▸ **Given request**: Of the lines below, count those containing the word "this". Reply with the number alone.

▸ **Stored records**:
== == ==

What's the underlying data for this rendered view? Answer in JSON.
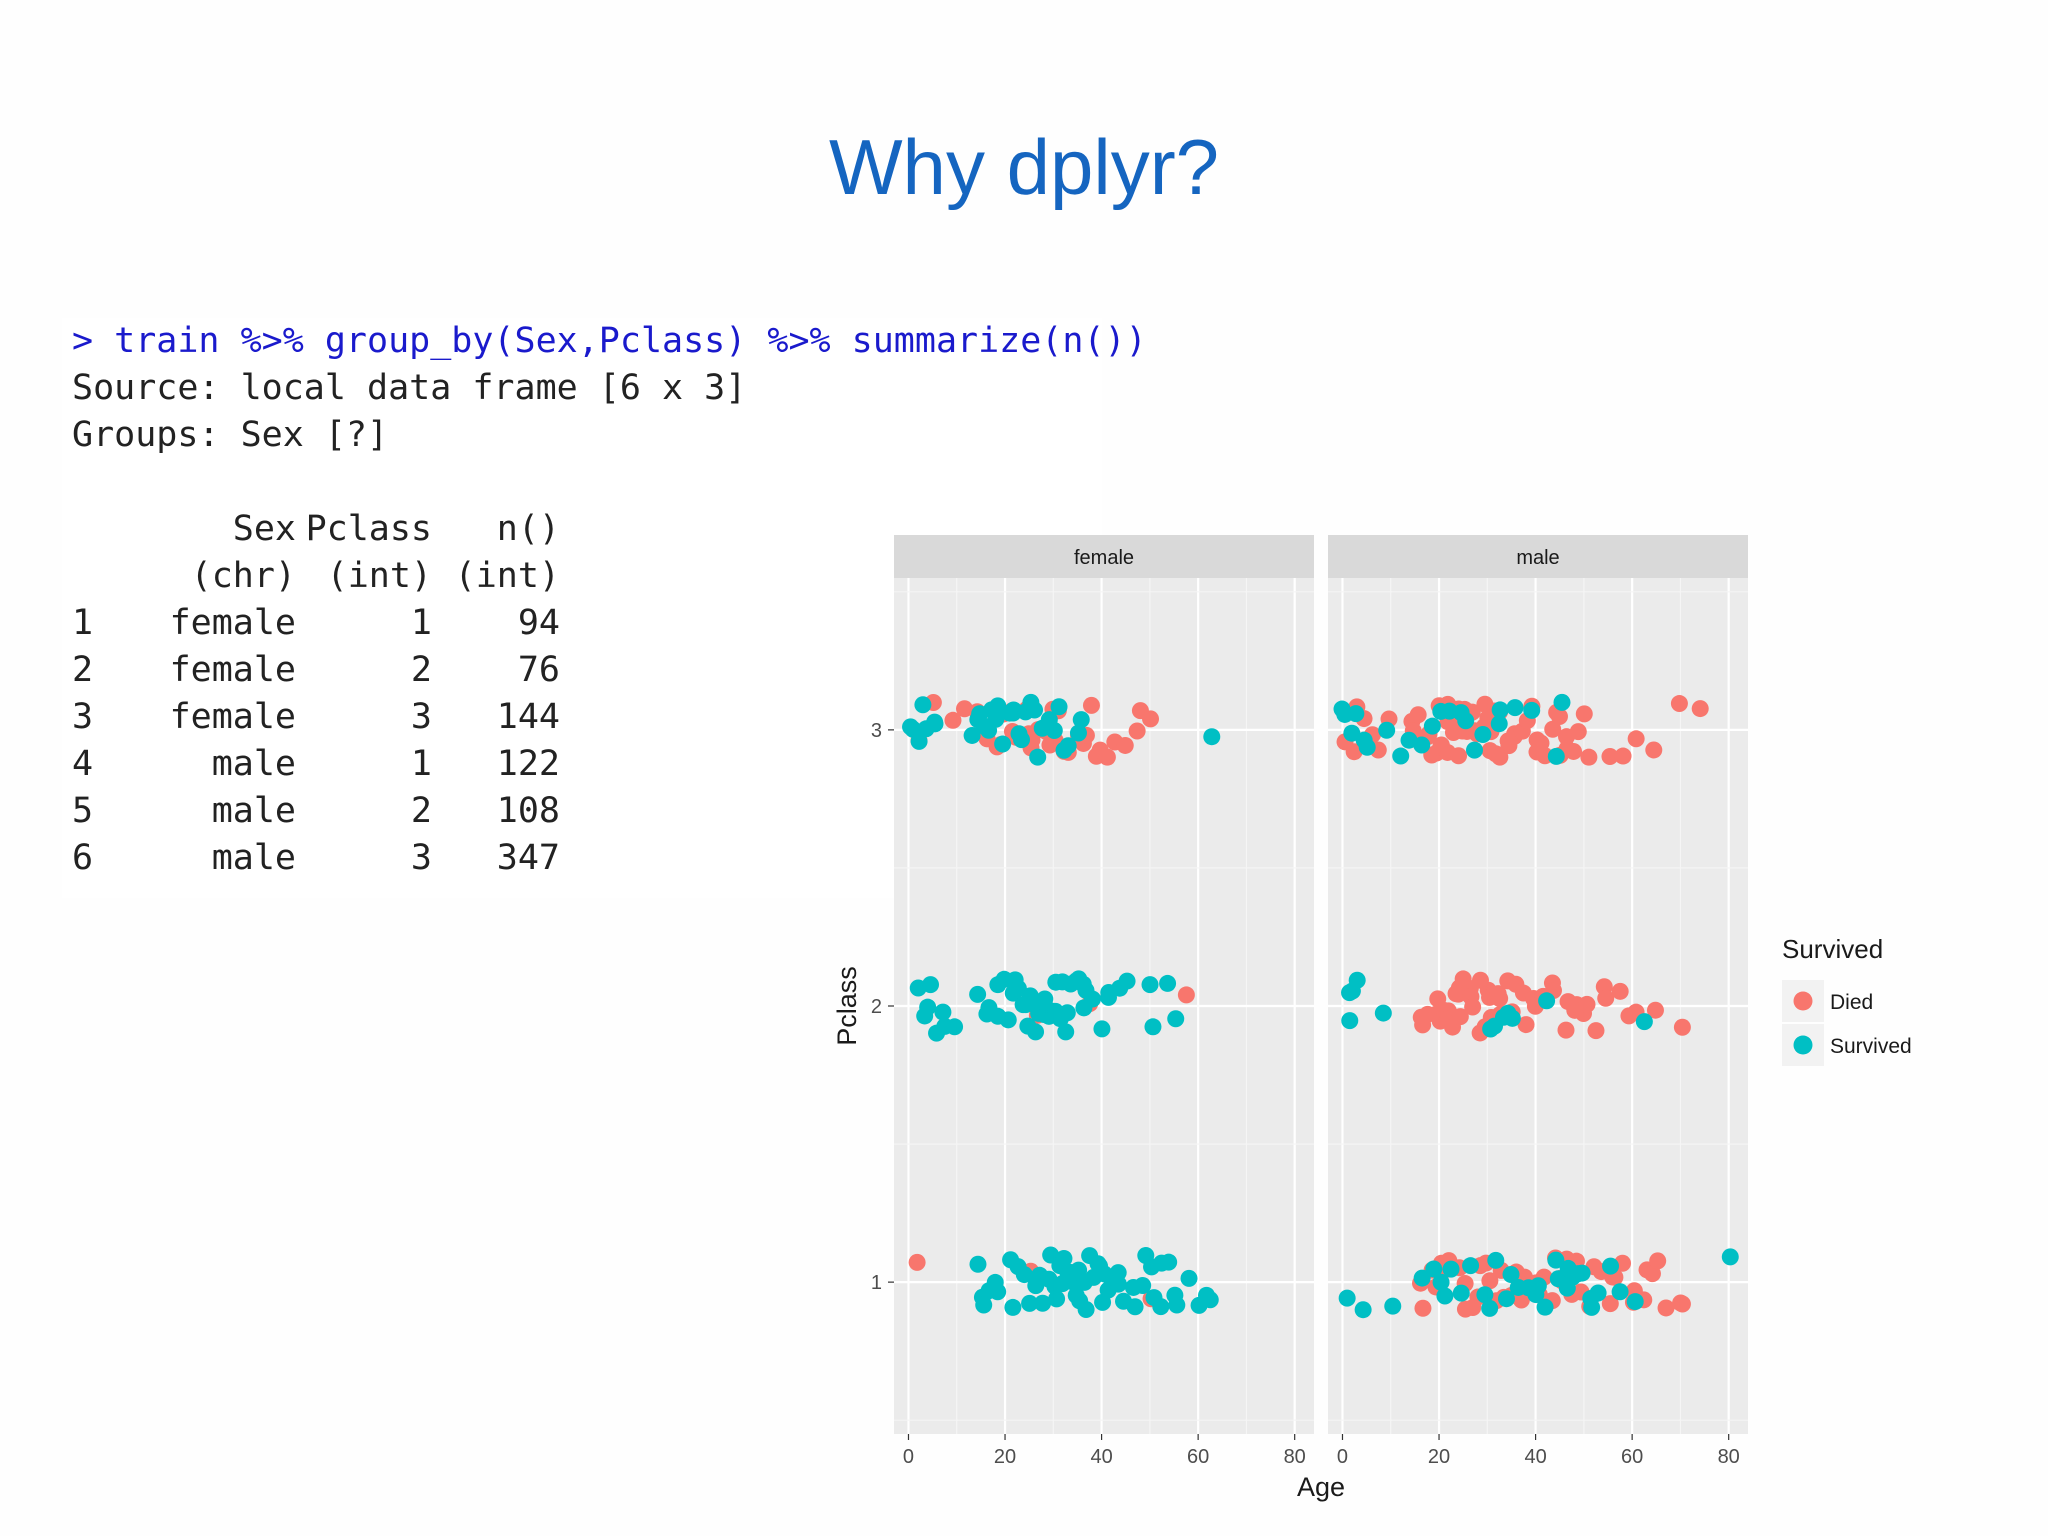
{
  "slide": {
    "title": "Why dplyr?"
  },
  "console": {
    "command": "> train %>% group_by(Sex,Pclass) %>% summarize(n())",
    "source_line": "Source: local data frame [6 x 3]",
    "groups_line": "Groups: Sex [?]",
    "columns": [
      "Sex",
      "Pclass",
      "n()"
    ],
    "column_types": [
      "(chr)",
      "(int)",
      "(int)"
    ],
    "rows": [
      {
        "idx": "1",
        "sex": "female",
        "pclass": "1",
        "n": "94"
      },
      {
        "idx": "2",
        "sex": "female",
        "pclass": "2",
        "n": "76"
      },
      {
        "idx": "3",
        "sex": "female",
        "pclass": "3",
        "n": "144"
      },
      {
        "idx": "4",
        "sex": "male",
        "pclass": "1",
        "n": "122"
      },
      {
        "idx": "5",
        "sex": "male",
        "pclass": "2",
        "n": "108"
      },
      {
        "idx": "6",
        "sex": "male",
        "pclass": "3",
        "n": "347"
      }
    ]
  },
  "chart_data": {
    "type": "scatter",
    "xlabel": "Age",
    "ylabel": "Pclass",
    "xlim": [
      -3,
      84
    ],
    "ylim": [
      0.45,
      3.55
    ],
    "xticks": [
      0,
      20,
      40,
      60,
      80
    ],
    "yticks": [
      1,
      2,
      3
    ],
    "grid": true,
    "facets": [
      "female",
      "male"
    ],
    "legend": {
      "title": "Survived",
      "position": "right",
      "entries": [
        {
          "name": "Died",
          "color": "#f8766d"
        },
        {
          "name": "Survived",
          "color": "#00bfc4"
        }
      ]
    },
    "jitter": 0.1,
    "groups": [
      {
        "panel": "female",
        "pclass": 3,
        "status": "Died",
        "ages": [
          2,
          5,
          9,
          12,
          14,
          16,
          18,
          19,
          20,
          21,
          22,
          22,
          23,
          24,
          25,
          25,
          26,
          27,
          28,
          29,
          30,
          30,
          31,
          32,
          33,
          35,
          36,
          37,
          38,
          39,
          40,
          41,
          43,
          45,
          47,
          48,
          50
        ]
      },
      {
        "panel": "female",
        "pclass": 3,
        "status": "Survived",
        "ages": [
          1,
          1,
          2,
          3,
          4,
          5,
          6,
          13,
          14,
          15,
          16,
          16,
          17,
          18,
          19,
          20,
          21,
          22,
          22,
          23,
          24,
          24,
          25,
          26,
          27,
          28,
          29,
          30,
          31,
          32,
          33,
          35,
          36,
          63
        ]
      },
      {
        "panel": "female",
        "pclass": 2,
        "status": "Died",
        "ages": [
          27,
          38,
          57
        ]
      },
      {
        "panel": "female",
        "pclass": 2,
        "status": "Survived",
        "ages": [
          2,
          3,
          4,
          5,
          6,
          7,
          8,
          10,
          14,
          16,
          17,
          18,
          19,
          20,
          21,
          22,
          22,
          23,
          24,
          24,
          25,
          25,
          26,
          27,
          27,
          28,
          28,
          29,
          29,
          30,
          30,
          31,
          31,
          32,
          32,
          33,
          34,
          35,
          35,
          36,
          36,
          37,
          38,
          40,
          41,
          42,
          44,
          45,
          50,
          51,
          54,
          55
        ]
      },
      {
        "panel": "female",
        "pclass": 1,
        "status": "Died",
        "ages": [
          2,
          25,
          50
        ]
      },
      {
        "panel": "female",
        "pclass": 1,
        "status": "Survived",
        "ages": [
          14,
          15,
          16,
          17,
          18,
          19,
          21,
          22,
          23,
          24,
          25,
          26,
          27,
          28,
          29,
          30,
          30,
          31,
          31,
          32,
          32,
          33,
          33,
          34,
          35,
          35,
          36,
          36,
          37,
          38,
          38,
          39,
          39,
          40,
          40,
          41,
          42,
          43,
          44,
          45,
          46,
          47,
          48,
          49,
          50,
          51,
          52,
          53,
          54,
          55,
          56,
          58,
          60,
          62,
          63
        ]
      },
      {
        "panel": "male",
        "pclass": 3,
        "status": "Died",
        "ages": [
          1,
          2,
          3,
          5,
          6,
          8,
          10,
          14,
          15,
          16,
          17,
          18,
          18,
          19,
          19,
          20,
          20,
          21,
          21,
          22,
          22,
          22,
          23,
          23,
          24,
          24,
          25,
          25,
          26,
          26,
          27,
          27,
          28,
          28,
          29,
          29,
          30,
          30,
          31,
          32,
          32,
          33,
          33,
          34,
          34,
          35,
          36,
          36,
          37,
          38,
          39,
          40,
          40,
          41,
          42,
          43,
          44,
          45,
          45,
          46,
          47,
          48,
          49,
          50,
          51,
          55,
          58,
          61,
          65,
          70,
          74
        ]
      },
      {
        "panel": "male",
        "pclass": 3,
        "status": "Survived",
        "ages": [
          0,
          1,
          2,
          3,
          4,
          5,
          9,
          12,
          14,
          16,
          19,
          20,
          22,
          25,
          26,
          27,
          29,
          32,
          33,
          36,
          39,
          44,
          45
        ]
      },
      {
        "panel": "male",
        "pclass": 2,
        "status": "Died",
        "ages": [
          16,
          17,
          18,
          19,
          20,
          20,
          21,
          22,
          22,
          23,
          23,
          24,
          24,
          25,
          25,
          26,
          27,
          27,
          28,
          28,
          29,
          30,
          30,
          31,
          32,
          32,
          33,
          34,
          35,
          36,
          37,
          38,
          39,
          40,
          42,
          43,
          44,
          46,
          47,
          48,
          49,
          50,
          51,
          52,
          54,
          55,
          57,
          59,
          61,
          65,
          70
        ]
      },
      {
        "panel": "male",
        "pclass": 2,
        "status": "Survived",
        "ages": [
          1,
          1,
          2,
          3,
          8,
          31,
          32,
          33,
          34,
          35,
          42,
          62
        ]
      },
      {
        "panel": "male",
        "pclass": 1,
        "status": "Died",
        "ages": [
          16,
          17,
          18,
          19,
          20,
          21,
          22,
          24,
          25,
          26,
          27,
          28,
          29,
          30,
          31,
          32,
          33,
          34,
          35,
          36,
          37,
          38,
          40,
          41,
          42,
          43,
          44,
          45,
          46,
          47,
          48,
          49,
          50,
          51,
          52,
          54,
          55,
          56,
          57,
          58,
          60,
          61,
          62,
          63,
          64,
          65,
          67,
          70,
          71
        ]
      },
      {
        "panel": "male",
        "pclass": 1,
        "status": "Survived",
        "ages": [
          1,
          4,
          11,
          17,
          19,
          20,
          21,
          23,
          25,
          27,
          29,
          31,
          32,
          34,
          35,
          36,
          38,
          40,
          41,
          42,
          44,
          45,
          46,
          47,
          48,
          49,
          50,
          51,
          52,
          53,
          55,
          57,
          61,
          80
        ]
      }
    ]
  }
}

== == ==

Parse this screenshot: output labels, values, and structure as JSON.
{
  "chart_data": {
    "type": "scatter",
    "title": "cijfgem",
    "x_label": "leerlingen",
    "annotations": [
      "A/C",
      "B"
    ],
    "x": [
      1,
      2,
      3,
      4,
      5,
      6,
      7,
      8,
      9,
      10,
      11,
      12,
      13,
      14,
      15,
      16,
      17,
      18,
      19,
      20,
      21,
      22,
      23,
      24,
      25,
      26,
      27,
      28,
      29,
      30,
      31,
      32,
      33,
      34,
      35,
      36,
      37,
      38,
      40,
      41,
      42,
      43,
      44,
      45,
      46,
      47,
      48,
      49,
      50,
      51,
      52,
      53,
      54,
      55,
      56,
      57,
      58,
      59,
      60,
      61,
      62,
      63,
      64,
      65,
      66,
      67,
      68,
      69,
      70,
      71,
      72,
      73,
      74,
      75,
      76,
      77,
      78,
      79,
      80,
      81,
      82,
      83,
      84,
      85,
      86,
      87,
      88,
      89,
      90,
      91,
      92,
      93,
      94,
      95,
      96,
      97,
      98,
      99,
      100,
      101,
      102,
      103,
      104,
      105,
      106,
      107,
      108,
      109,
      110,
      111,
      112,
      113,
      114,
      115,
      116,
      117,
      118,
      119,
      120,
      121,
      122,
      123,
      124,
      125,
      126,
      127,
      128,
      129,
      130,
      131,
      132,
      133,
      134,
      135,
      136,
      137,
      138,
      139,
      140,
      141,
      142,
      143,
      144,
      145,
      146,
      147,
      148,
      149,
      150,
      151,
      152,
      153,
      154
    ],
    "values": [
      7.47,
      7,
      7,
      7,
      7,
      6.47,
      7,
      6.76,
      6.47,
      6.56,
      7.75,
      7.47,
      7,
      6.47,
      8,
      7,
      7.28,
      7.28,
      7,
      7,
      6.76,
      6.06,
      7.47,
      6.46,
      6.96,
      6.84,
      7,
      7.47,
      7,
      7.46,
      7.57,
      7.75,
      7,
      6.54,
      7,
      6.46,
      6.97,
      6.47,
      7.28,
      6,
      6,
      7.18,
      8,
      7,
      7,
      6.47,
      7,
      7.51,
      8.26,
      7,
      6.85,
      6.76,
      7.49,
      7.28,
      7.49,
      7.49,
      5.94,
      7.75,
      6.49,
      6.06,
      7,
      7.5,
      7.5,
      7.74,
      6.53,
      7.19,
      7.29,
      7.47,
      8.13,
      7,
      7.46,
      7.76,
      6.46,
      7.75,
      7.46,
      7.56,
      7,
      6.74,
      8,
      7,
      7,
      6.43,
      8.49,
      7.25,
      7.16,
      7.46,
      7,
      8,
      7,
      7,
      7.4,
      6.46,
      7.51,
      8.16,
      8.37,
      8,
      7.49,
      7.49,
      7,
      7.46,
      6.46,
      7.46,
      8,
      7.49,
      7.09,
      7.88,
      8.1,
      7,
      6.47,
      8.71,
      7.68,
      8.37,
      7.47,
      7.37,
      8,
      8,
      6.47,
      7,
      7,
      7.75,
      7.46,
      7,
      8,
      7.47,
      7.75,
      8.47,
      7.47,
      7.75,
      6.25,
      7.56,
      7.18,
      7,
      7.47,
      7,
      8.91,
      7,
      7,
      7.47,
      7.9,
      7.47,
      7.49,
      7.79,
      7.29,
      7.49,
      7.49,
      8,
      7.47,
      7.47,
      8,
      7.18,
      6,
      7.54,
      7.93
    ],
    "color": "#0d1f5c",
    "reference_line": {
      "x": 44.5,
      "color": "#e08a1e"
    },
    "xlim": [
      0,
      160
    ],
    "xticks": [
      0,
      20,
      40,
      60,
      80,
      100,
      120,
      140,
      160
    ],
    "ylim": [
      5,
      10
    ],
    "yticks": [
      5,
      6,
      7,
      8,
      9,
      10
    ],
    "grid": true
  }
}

== == ==

▸ **Worked answer**: 2